* start *

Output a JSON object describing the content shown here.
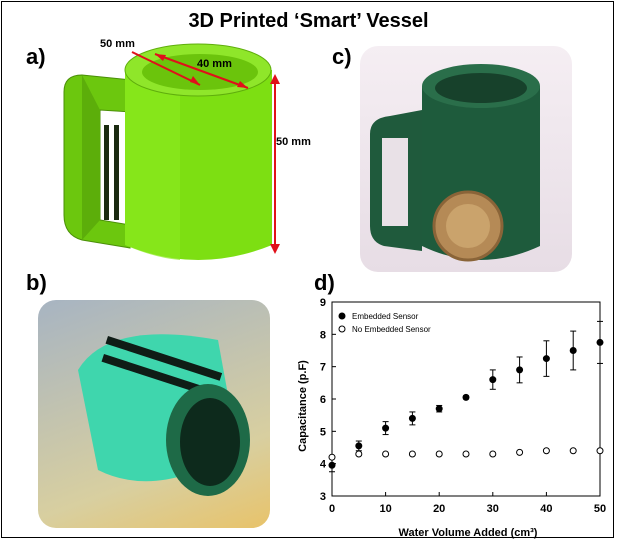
{
  "figure": {
    "title": "3D Printed ‘Smart’ Vessel",
    "panels": {
      "a": "a)",
      "b": "b)",
      "c": "c)",
      "d": "d)"
    },
    "dimensions": {
      "handle_gap": "50 mm",
      "diameter": "40 mm",
      "height": "50 mm"
    },
    "colors": {
      "cad_green": "#7ddf12",
      "printed_green": "#1e5b3c",
      "turquoise": "#3fd6ad",
      "error_bar": "#000000"
    }
  },
  "chart_data": {
    "type": "scatter",
    "title": "",
    "xlabel": "Water Volume Added (cm³)",
    "ylabel": "Capacitance (p.F)",
    "xlim": [
      0,
      50
    ],
    "ylim": [
      3,
      9
    ],
    "x_ticks": [
      "0",
      "10",
      "20",
      "30",
      "40",
      "50"
    ],
    "y_ticks": [
      "3",
      "4",
      "5",
      "6",
      "7",
      "8",
      "9"
    ],
    "legend_position": "top-left",
    "series": [
      {
        "name": "Embedded Sensor",
        "marker": "filled-circle",
        "x": [
          0,
          5,
          10,
          15,
          20,
          25,
          30,
          35,
          40,
          45,
          50
        ],
        "y": [
          3.95,
          4.55,
          5.1,
          5.4,
          5.7,
          6.05,
          6.6,
          6.9,
          7.25,
          7.5,
          7.75
        ],
        "error": [
          0.2,
          0.15,
          0.2,
          0.2,
          0.1,
          0.05,
          0.3,
          0.4,
          0.55,
          0.6,
          0.65
        ]
      },
      {
        "name": "No Embedded Sensor",
        "marker": "open-circle",
        "x": [
          0,
          5,
          10,
          15,
          20,
          25,
          30,
          35,
          40,
          45,
          50
        ],
        "y": [
          4.2,
          4.3,
          4.3,
          4.3,
          4.3,
          4.3,
          4.3,
          4.35,
          4.4,
          4.4,
          4.4
        ]
      }
    ]
  }
}
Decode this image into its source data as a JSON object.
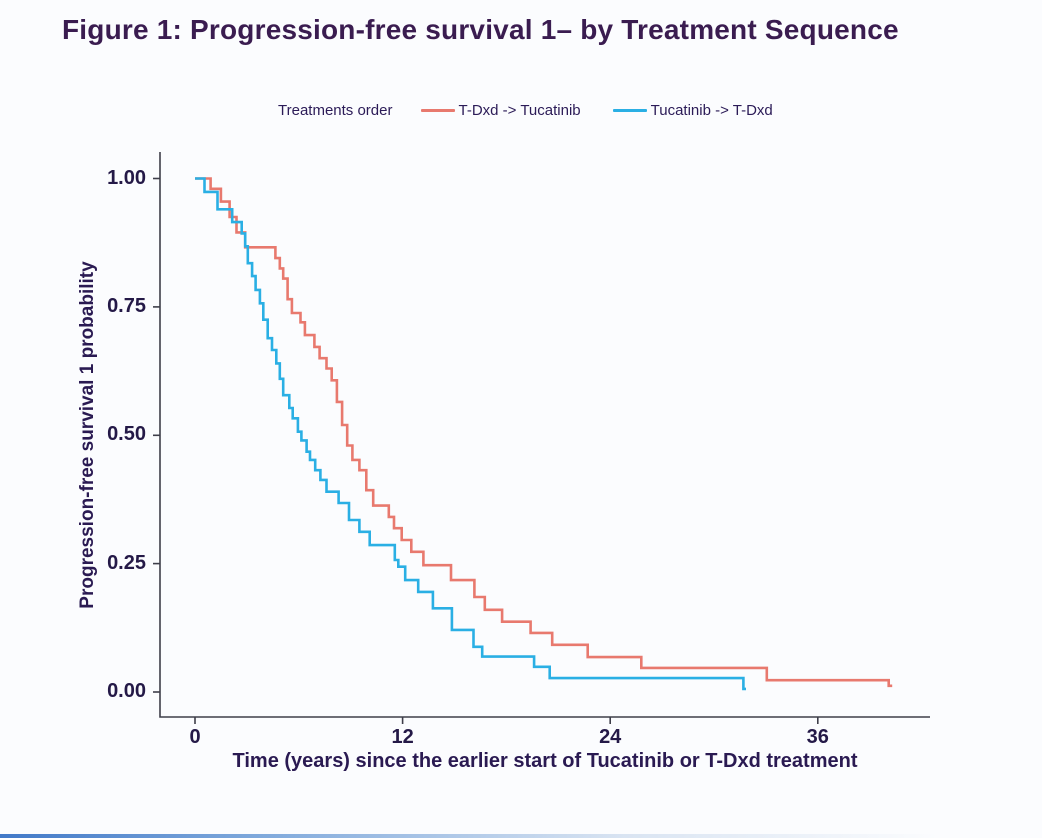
{
  "chart_data": {
    "type": "line",
    "subtype": "kaplan-meier-step",
    "title": "Figure 1: Progression-free survival 1– by Treatment Sequence",
    "xlabel": "Time (years) since the earlier start of Tucatinib or T-Dxd treatment",
    "ylabel": "Progression-free survival 1 probability",
    "legend_title": "Treatments order",
    "legend_position": "top",
    "grid": false,
    "xlim": [
      0,
      42.5
    ],
    "ylim": [
      0,
      1
    ],
    "x_ticks": [
      0,
      12,
      24,
      36
    ],
    "x_tick_labels": [
      "0",
      "12",
      "24",
      "36"
    ],
    "y_ticks": [
      1.0,
      0.75,
      0.5,
      0.25,
      0.0
    ],
    "y_tick_labels": [
      "1.00",
      "0.75",
      "0.50",
      "0.25",
      "0.00"
    ],
    "colors": {
      "title_text": "#3A1C50",
      "axis_text": "#2A1A52",
      "tick_text": "#241947",
      "axis_line": "#3E3E49",
      "background": "#FBFCFE",
      "window_edge_blue": "#4A84CC"
    },
    "series": [
      {
        "name": "T-Dxd -> Tucatinib",
        "color": "#E8796E",
        "start": [
          0,
          1.0
        ],
        "steps": [
          [
            0.9,
            0.98
          ],
          [
            1.5,
            0.955
          ],
          [
            2.0,
            0.925
          ],
          [
            2.4,
            0.895
          ],
          [
            2.9,
            0.866
          ],
          [
            4.65,
            0.845
          ],
          [
            4.9,
            0.825
          ],
          [
            5.1,
            0.805
          ],
          [
            5.35,
            0.765
          ],
          [
            5.6,
            0.738
          ],
          [
            6.1,
            0.72
          ],
          [
            6.35,
            0.695
          ],
          [
            6.9,
            0.672
          ],
          [
            7.2,
            0.65
          ],
          [
            7.6,
            0.63
          ],
          [
            7.9,
            0.607
          ],
          [
            8.2,
            0.565
          ],
          [
            8.5,
            0.52
          ],
          [
            8.8,
            0.48
          ],
          [
            9.1,
            0.452
          ],
          [
            9.5,
            0.432
          ],
          [
            9.9,
            0.393
          ],
          [
            10.3,
            0.363
          ],
          [
            11.2,
            0.341
          ],
          [
            11.5,
            0.319
          ],
          [
            11.95,
            0.296
          ],
          [
            12.5,
            0.273
          ],
          [
            13.2,
            0.247
          ],
          [
            14.8,
            0.218
          ],
          [
            16.15,
            0.185
          ],
          [
            16.75,
            0.16
          ],
          [
            17.75,
            0.137
          ],
          [
            19.4,
            0.115
          ],
          [
            20.65,
            0.092
          ],
          [
            22.7,
            0.068
          ],
          [
            25.8,
            0.047
          ],
          [
            33.05,
            0.023
          ],
          [
            40.1,
            0.012
          ]
        ],
        "end_time": 40.3
      },
      {
        "name": "Tucatinib -> T-Dxd",
        "color": "#2AAFE4",
        "start": [
          0,
          1.0
        ],
        "steps": [
          [
            0.55,
            0.974
          ],
          [
            1.3,
            0.94
          ],
          [
            2.15,
            0.915
          ],
          [
            2.7,
            0.893
          ],
          [
            2.9,
            0.868
          ],
          [
            3.05,
            0.835
          ],
          [
            3.3,
            0.81
          ],
          [
            3.5,
            0.783
          ],
          [
            3.75,
            0.757
          ],
          [
            3.95,
            0.725
          ],
          [
            4.2,
            0.689
          ],
          [
            4.45,
            0.666
          ],
          [
            4.7,
            0.64
          ],
          [
            4.9,
            0.61
          ],
          [
            5.1,
            0.578
          ],
          [
            5.45,
            0.553
          ],
          [
            5.65,
            0.533
          ],
          [
            5.95,
            0.507
          ],
          [
            6.15,
            0.49
          ],
          [
            6.45,
            0.468
          ],
          [
            6.65,
            0.452
          ],
          [
            6.95,
            0.432
          ],
          [
            7.25,
            0.413
          ],
          [
            7.6,
            0.39
          ],
          [
            8.3,
            0.368
          ],
          [
            8.9,
            0.335
          ],
          [
            9.5,
            0.312
          ],
          [
            10.1,
            0.286
          ],
          [
            11.55,
            0.257
          ],
          [
            11.75,
            0.244
          ],
          [
            12.15,
            0.218
          ],
          [
            12.9,
            0.195
          ],
          [
            13.75,
            0.163
          ],
          [
            14.85,
            0.121
          ],
          [
            16.1,
            0.088
          ],
          [
            16.6,
            0.069
          ],
          [
            19.6,
            0.049
          ],
          [
            20.5,
            0.027
          ],
          [
            31.7,
            0.006
          ]
        ],
        "end_time": 31.85
      }
    ]
  }
}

* end *

• _YOUR GOAL_:
Reproduce every line of the material precisely, omitting its pictures.

• _TASK RESPONSE_:
Output a JSON object describing the content shown here.
{
  "figure": {
    "title": "3D Printed ‘Smart’ Vessel",
    "panels": {
      "a": "a)",
      "b": "b)",
      "c": "c)",
      "d": "d)"
    },
    "dimensions": {
      "handle_gap": "50 mm",
      "diameter": "40 mm",
      "height": "50 mm"
    },
    "colors": {
      "cad_green": "#7ddf12",
      "printed_green": "#1e5b3c",
      "turquoise": "#3fd6ad",
      "error_bar": "#000000"
    }
  },
  "chart_data": {
    "type": "scatter",
    "title": "",
    "xlabel": "Water Volume Added (cm³)",
    "ylabel": "Capacitance (p.F)",
    "xlim": [
      0,
      50
    ],
    "ylim": [
      3,
      9
    ],
    "x_ticks": [
      "0",
      "10",
      "20",
      "30",
      "40",
      "50"
    ],
    "y_ticks": [
      "3",
      "4",
      "5",
      "6",
      "7",
      "8",
      "9"
    ],
    "legend_position": "top-left",
    "series": [
      {
        "name": "Embedded Sensor",
        "marker": "filled-circle",
        "x": [
          0,
          5,
          10,
          15,
          20,
          25,
          30,
          35,
          40,
          45,
          50
        ],
        "y": [
          3.95,
          4.55,
          5.1,
          5.4,
          5.7,
          6.05,
          6.6,
          6.9,
          7.25,
          7.5,
          7.75
        ],
        "error": [
          0.2,
          0.15,
          0.2,
          0.2,
          0.1,
          0.05,
          0.3,
          0.4,
          0.55,
          0.6,
          0.65
        ]
      },
      {
        "name": "No Embedded Sensor",
        "marker": "open-circle",
        "x": [
          0,
          5,
          10,
          15,
          20,
          25,
          30,
          35,
          40,
          45,
          50
        ],
        "y": [
          4.2,
          4.3,
          4.3,
          4.3,
          4.3,
          4.3,
          4.3,
          4.35,
          4.4,
          4.4,
          4.4
        ]
      }
    ]
  }
}
Decode this image into its source data as a JSON object.
{
  "chart_data": {
    "type": "line",
    "subtype": "kaplan-meier-step",
    "title": "Figure 1: Progression-free survival 1– by Treatment Sequence",
    "xlabel": "Time (years) since the earlier start of Tucatinib or T-Dxd treatment",
    "ylabel": "Progression-free survival 1 probability",
    "legend_title": "Treatments order",
    "legend_position": "top",
    "grid": false,
    "xlim": [
      0,
      42.5
    ],
    "ylim": [
      0,
      1
    ],
    "x_ticks": [
      0,
      12,
      24,
      36
    ],
    "x_tick_labels": [
      "0",
      "12",
      "24",
      "36"
    ],
    "y_ticks": [
      1.0,
      0.75,
      0.5,
      0.25,
      0.0
    ],
    "y_tick_labels": [
      "1.00",
      "0.75",
      "0.50",
      "0.25",
      "0.00"
    ],
    "colors": {
      "title_text": "#3A1C50",
      "axis_text": "#2A1A52",
      "tick_text": "#241947",
      "axis_line": "#3E3E49",
      "background": "#FBFCFE",
      "window_edge_blue": "#4A84CC"
    },
    "series": [
      {
        "name": "T-Dxd -> Tucatinib",
        "color": "#E8796E",
        "start": [
          0,
          1.0
        ],
        "steps": [
          [
            0.9,
            0.98
          ],
          [
            1.5,
            0.955
          ],
          [
            2.0,
            0.925
          ],
          [
            2.4,
            0.895
          ],
          [
            2.9,
            0.866
          ],
          [
            4.65,
            0.845
          ],
          [
            4.9,
            0.825
          ],
          [
            5.1,
            0.805
          ],
          [
            5.35,
            0.765
          ],
          [
            5.6,
            0.738
          ],
          [
            6.1,
            0.72
          ],
          [
            6.35,
            0.695
          ],
          [
            6.9,
            0.672
          ],
          [
            7.2,
            0.65
          ],
          [
            7.6,
            0.63
          ],
          [
            7.9,
            0.607
          ],
          [
            8.2,
            0.565
          ],
          [
            8.5,
            0.52
          ],
          [
            8.8,
            0.48
          ],
          [
            9.1,
            0.452
          ],
          [
            9.5,
            0.432
          ],
          [
            9.9,
            0.393
          ],
          [
            10.3,
            0.363
          ],
          [
            11.2,
            0.341
          ],
          [
            11.5,
            0.319
          ],
          [
            11.95,
            0.296
          ],
          [
            12.5,
            0.273
          ],
          [
            13.2,
            0.247
          ],
          [
            14.8,
            0.218
          ],
          [
            16.15,
            0.185
          ],
          [
            16.75,
            0.16
          ],
          [
            17.75,
            0.137
          ],
          [
            19.4,
            0.115
          ],
          [
            20.65,
            0.092
          ],
          [
            22.7,
            0.068
          ],
          [
            25.8,
            0.047
          ],
          [
            33.05,
            0.023
          ],
          [
            40.1,
            0.012
          ]
        ],
        "end_time": 40.3
      },
      {
        "name": "Tucatinib -> T-Dxd",
        "color": "#2AAFE4",
        "start": [
          0,
          1.0
        ],
        "steps": [
          [
            0.55,
            0.974
          ],
          [
            1.3,
            0.94
          ],
          [
            2.15,
            0.915
          ],
          [
            2.7,
            0.893
          ],
          [
            2.9,
            0.868
          ],
          [
            3.05,
            0.835
          ],
          [
            3.3,
            0.81
          ],
          [
            3.5,
            0.783
          ],
          [
            3.75,
            0.757
          ],
          [
            3.95,
            0.725
          ],
          [
            4.2,
            0.689
          ],
          [
            4.45,
            0.666
          ],
          [
            4.7,
            0.64
          ],
          [
            4.9,
            0.61
          ],
          [
            5.1,
            0.578
          ],
          [
            5.45,
            0.553
          ],
          [
            5.65,
            0.533
          ],
          [
            5.95,
            0.507
          ],
          [
            6.15,
            0.49
          ],
          [
            6.45,
            0.468
          ],
          [
            6.65,
            0.452
          ],
          [
            6.95,
            0.432
          ],
          [
            7.25,
            0.413
          ],
          [
            7.6,
            0.39
          ],
          [
            8.3,
            0.368
          ],
          [
            8.9,
            0.335
          ],
          [
            9.5,
            0.312
          ],
          [
            10.1,
            0.286
          ],
          [
            11.55,
            0.257
          ],
          [
            11.75,
            0.244
          ],
          [
            12.15,
            0.218
          ],
          [
            12.9,
            0.195
          ],
          [
            13.75,
            0.163
          ],
          [
            14.85,
            0.121
          ],
          [
            16.1,
            0.088
          ],
          [
            16.6,
            0.069
          ],
          [
            19.6,
            0.049
          ],
          [
            20.5,
            0.027
          ],
          [
            31.7,
            0.006
          ]
        ],
        "end_time": 31.85
      }
    ]
  }
}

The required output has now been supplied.